## start

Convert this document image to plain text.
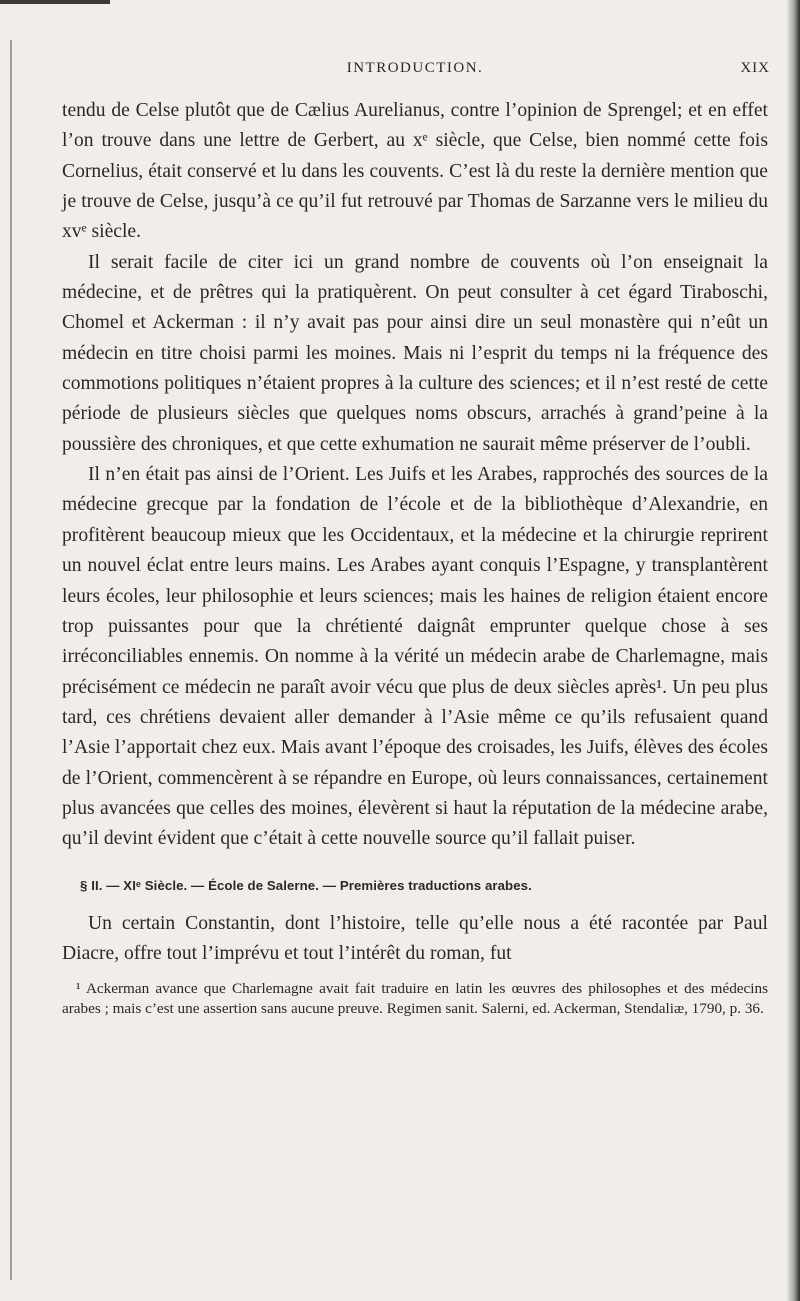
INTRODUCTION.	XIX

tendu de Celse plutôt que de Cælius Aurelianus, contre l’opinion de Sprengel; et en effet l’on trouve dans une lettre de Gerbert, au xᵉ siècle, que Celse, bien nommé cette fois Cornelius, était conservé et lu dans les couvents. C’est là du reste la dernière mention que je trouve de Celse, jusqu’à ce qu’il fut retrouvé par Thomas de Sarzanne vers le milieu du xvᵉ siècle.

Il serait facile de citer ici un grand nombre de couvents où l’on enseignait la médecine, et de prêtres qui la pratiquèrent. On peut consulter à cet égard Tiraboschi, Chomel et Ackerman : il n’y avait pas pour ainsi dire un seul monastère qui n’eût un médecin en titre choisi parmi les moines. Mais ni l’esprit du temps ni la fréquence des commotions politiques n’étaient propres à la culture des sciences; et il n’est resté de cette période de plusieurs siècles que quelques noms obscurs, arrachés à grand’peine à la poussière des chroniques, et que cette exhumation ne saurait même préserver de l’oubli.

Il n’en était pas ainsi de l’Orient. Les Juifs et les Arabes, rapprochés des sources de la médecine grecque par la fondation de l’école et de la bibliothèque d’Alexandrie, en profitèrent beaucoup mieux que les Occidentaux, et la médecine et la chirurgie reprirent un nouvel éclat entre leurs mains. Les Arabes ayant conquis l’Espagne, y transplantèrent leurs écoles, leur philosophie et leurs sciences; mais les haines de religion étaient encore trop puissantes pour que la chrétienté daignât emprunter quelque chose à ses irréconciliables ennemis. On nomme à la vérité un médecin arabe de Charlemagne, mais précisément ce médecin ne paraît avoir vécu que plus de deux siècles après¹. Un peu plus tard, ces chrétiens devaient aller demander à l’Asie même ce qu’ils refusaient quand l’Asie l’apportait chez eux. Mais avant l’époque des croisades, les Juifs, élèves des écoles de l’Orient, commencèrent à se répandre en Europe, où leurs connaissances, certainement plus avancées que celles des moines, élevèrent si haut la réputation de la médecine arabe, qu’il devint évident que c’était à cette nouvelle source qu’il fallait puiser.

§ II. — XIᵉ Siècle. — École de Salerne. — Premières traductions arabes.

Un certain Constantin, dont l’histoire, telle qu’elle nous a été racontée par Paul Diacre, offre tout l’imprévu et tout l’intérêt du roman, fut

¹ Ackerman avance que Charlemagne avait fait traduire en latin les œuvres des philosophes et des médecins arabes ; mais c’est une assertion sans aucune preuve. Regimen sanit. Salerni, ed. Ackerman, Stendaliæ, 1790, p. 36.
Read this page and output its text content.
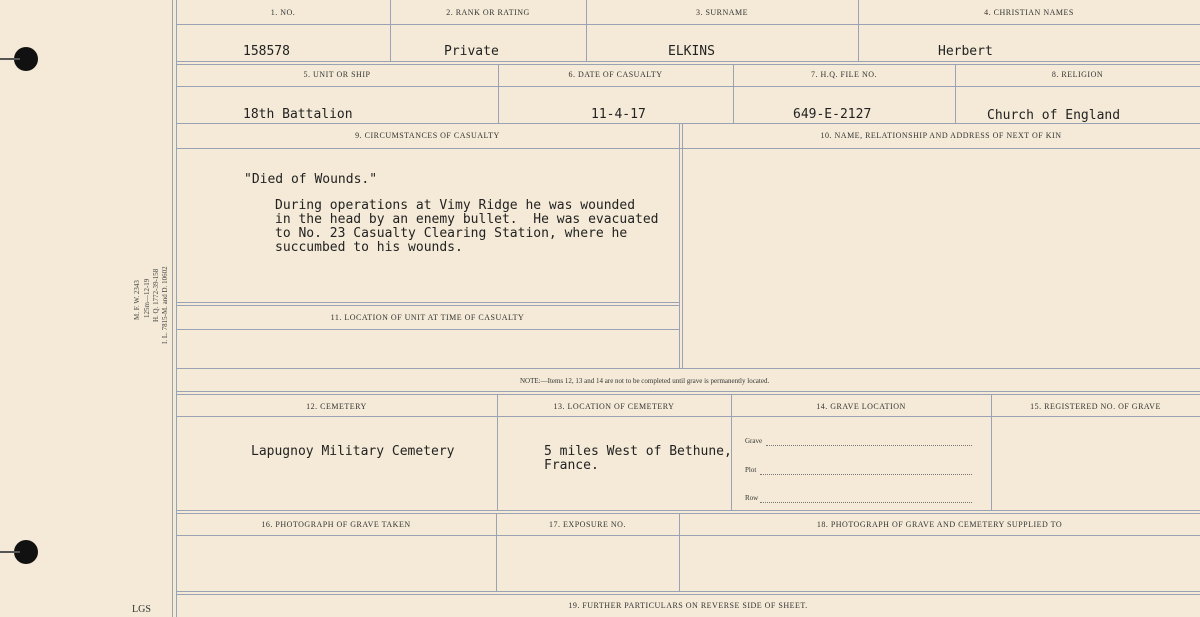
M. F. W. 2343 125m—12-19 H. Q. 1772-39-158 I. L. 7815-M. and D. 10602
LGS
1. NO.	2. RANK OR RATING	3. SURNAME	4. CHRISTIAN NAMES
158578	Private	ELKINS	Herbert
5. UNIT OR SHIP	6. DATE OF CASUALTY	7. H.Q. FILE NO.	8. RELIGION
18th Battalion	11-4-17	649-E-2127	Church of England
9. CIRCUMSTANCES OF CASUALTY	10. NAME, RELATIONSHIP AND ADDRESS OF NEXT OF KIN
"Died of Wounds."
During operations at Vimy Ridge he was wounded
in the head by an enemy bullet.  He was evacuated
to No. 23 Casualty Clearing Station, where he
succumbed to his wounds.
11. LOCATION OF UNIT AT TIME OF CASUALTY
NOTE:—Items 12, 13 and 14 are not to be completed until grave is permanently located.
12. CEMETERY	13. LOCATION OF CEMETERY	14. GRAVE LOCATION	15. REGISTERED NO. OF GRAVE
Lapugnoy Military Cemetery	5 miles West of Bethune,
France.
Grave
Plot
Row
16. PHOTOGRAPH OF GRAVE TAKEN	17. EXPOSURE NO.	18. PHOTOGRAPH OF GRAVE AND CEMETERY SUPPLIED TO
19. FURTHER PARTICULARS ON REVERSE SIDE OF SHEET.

## end

▶ [Task statement]: Across the records, how many lines contain "étaient"? Only the number should be given.

▶ [Full response]: 2